DATA LISTING:
———
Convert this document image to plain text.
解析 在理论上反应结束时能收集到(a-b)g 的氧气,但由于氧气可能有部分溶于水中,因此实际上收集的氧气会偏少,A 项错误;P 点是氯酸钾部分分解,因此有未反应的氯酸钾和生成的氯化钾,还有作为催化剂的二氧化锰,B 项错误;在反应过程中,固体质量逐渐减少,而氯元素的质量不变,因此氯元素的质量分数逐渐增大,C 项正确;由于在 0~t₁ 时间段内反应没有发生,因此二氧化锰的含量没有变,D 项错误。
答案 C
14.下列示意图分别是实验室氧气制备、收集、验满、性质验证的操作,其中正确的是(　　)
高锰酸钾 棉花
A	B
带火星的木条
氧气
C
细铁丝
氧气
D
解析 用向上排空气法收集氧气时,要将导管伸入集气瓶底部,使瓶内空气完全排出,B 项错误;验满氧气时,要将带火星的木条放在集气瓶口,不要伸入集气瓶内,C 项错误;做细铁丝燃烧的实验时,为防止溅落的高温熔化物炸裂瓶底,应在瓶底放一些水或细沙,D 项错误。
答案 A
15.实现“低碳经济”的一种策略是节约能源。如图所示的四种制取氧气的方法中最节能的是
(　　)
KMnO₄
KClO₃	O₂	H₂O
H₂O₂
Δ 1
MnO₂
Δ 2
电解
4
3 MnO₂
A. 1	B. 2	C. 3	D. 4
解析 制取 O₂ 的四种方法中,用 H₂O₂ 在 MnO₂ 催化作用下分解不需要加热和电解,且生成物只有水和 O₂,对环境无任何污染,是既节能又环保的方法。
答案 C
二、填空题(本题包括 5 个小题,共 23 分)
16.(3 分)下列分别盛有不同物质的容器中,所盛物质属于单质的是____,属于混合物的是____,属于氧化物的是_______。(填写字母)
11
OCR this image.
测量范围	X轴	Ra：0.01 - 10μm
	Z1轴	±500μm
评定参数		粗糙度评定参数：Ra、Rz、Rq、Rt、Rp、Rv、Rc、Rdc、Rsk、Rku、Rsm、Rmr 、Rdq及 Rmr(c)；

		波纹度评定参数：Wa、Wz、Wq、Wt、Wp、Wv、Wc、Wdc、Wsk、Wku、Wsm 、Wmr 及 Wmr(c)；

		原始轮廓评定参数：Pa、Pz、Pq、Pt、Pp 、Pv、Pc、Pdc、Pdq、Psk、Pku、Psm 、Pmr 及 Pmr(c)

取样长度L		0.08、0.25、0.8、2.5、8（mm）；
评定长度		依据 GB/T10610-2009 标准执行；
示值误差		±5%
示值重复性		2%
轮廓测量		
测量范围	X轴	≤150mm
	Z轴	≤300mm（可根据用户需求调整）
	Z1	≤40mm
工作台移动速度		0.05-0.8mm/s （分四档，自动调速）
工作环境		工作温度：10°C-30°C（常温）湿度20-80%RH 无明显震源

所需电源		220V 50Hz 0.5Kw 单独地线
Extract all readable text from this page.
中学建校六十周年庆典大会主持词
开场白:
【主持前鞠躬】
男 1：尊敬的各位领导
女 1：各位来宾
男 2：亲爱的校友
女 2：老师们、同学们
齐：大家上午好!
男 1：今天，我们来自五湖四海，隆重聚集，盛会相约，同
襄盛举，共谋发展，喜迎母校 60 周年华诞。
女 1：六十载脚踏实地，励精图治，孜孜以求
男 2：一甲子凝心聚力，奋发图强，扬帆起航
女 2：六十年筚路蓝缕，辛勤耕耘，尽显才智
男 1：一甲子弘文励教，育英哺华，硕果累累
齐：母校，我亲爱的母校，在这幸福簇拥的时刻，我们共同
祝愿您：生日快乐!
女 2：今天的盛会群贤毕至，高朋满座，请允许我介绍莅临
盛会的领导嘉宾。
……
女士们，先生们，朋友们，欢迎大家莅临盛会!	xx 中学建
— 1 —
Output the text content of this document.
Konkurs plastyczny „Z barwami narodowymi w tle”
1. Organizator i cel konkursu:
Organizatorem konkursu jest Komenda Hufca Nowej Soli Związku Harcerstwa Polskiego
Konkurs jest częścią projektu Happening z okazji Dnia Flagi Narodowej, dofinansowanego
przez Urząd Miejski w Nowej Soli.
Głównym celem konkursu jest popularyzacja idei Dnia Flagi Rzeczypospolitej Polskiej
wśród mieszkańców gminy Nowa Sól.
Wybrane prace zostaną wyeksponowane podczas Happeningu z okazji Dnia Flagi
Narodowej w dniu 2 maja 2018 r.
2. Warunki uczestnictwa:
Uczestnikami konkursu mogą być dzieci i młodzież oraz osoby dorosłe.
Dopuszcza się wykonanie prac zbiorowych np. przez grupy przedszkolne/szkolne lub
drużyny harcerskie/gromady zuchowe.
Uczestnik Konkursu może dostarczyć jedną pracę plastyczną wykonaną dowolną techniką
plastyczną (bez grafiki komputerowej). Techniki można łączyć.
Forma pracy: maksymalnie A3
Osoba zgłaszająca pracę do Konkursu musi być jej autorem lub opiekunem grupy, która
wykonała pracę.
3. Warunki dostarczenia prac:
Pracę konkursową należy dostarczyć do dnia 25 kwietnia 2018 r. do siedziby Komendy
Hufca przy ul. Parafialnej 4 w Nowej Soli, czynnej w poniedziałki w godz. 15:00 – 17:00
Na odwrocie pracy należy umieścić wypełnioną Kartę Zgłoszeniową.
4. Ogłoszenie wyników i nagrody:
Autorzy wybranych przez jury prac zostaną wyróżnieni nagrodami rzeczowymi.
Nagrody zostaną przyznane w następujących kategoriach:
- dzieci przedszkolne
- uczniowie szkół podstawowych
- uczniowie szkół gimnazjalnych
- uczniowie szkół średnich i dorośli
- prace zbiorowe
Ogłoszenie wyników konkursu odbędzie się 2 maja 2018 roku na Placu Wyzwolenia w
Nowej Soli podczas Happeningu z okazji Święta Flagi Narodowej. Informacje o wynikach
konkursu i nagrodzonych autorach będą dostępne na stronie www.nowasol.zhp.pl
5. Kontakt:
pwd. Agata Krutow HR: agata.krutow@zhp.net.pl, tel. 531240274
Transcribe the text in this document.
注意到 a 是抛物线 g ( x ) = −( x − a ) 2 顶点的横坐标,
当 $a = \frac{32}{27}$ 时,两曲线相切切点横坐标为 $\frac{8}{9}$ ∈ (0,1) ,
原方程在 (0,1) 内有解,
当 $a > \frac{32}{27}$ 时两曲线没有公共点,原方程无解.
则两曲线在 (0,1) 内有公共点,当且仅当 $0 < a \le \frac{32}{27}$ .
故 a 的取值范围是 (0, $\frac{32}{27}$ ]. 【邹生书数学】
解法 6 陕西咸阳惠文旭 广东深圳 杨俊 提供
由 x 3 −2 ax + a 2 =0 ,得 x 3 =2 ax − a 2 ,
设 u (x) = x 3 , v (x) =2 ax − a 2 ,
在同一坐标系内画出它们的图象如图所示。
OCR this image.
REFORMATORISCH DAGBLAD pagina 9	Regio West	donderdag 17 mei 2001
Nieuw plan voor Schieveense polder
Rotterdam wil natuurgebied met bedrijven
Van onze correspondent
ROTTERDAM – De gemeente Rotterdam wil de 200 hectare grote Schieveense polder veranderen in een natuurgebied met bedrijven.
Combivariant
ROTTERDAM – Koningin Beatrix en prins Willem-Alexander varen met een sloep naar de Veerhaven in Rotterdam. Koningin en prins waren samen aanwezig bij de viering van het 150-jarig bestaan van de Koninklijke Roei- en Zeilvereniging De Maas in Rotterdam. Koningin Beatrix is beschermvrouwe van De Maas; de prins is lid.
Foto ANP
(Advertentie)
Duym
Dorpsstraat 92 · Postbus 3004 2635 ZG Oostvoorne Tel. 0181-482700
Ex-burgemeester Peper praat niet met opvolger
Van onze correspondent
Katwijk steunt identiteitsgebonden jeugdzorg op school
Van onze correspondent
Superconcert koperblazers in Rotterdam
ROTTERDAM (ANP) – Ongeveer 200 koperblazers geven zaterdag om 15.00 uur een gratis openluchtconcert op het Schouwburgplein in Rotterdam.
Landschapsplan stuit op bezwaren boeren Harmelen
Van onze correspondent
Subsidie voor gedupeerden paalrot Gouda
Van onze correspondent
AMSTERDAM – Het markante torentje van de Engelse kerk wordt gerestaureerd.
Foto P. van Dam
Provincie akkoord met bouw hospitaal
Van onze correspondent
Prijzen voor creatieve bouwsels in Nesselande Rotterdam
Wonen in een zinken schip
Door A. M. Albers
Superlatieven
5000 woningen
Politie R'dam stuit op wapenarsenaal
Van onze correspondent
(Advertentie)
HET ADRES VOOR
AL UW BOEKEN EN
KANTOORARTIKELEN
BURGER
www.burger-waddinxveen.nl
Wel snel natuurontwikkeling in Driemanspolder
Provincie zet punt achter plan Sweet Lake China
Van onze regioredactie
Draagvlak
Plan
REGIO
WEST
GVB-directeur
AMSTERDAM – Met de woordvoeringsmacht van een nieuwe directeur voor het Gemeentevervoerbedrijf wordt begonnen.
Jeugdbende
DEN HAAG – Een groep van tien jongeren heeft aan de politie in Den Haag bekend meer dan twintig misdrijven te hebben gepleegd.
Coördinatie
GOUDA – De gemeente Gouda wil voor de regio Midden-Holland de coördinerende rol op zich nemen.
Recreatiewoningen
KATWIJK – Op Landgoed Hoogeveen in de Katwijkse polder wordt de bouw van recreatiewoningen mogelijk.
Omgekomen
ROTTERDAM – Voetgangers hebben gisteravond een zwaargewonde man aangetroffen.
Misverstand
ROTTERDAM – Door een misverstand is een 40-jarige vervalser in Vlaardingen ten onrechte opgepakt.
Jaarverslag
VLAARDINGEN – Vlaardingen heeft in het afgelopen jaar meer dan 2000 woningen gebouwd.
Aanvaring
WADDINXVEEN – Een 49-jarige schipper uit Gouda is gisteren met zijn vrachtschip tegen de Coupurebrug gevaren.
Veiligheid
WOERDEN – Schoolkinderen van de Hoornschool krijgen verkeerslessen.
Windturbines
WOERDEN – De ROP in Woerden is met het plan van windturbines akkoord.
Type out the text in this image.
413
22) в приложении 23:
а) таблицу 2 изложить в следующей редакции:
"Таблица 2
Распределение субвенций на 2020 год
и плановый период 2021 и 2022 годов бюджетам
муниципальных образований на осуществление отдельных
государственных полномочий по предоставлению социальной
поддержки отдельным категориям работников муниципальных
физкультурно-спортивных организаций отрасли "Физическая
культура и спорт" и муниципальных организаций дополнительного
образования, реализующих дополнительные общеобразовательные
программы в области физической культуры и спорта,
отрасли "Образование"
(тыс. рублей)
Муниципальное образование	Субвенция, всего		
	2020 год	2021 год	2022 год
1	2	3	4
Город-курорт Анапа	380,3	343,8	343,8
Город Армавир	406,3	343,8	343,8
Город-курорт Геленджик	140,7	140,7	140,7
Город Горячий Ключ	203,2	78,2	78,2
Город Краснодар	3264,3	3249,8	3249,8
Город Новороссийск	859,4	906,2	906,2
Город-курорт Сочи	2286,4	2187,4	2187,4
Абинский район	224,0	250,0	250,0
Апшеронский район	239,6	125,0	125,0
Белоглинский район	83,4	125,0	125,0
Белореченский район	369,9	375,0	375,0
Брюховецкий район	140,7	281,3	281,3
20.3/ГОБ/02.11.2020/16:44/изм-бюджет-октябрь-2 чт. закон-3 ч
———
DO THIS: Search the data for "należy". Copy every line that has it.

RESULT OF THIS EXERCISE:
Pracę konkursową należy dostarczyć do dnia 25 kwietnia 2018 r. do siedziby Komendy
Na odwrocie pracy należy umieścić wypełnioną Kartę Zgłoszeniową.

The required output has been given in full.